Entries with figure data

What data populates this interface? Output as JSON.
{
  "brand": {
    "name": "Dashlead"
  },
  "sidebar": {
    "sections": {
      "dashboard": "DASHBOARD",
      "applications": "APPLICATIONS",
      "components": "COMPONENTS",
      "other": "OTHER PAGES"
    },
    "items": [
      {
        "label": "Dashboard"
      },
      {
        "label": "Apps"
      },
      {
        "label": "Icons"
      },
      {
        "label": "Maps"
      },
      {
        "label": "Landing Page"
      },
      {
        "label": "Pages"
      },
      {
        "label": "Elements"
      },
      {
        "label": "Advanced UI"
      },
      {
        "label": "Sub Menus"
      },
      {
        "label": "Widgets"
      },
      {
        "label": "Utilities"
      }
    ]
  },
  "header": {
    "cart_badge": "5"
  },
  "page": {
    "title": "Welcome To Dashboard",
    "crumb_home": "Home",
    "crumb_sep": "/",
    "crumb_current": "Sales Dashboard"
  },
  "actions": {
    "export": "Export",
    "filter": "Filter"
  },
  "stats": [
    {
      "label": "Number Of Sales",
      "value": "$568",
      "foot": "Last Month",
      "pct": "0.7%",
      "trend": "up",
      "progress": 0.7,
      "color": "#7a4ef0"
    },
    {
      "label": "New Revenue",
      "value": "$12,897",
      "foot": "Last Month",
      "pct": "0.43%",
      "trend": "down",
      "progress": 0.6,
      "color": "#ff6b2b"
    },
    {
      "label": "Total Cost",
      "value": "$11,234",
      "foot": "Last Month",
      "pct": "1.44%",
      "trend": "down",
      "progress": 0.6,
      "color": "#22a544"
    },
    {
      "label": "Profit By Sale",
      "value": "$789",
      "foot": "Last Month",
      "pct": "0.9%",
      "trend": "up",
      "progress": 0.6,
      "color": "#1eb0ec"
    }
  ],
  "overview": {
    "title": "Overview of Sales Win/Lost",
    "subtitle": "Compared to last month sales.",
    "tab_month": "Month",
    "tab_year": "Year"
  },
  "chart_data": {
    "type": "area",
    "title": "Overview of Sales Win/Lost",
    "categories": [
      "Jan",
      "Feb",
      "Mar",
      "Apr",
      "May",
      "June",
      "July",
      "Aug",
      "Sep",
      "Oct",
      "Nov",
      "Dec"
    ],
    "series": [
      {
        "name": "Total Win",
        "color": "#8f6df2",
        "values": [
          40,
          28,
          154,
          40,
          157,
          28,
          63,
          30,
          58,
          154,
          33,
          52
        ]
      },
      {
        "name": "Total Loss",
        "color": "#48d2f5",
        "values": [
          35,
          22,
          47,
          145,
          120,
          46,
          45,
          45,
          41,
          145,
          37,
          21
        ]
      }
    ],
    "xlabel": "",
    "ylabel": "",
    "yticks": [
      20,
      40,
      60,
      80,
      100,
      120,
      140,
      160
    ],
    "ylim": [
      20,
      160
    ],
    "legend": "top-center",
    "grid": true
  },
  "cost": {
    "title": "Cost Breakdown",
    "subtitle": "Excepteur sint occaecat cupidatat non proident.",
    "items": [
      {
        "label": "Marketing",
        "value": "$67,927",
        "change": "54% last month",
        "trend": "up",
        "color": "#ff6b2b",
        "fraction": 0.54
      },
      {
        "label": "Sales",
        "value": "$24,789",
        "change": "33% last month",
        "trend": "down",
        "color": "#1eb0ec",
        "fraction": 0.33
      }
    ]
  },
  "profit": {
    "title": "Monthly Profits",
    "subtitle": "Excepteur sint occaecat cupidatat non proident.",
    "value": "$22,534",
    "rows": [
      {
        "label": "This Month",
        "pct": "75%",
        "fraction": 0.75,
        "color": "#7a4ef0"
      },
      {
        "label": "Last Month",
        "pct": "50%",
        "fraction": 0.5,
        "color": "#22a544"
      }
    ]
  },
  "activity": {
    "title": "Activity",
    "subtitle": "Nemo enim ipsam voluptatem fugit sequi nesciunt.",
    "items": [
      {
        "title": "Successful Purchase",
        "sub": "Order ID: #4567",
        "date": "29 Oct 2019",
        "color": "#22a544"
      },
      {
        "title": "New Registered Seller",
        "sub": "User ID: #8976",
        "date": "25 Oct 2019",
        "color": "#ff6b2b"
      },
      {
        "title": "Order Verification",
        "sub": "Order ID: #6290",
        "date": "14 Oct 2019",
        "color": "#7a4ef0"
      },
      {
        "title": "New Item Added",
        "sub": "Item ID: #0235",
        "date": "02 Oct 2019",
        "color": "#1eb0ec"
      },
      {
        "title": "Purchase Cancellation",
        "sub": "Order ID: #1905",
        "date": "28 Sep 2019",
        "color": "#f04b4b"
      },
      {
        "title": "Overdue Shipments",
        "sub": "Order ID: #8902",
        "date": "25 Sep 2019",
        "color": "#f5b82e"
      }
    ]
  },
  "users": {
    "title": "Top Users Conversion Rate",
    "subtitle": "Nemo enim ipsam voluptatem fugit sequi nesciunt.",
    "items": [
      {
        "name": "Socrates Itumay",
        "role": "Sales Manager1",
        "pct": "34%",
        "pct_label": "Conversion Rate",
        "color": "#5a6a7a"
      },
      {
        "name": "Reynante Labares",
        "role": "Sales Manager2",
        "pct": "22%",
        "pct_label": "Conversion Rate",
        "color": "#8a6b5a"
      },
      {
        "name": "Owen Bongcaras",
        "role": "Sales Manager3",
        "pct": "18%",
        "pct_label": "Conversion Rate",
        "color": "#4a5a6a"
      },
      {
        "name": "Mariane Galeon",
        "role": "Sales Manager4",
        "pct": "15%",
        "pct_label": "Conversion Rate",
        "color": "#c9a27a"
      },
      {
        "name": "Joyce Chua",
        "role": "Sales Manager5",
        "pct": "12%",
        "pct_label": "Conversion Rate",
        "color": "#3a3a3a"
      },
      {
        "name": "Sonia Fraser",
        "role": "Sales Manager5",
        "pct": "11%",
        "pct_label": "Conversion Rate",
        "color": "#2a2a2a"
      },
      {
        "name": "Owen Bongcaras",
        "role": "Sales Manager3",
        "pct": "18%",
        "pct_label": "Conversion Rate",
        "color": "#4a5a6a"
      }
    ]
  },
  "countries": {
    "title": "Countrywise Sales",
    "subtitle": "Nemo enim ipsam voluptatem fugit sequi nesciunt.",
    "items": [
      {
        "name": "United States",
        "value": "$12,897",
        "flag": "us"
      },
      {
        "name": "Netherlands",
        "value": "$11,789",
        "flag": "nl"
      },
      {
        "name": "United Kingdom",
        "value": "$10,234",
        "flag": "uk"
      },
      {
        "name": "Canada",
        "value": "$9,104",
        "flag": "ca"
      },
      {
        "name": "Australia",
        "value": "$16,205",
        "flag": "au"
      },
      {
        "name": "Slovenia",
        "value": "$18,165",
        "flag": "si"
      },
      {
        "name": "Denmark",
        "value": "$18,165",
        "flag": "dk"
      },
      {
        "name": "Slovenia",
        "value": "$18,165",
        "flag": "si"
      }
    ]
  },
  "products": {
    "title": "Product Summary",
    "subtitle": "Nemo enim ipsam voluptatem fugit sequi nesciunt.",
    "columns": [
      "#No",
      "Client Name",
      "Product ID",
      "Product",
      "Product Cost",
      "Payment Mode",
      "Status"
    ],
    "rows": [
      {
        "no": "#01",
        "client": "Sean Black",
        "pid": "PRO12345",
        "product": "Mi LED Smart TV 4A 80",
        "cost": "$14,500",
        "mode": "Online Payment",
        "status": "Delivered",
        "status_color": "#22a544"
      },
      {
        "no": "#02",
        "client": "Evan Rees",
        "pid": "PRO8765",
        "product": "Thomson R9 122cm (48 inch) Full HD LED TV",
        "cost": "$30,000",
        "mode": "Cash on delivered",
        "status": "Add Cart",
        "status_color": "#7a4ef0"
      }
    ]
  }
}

**Your instructions:**
Read the data above and pull out each line that holds the string "United".

**The reply:**
        "name": "United States",
        "name": "United Kingdom",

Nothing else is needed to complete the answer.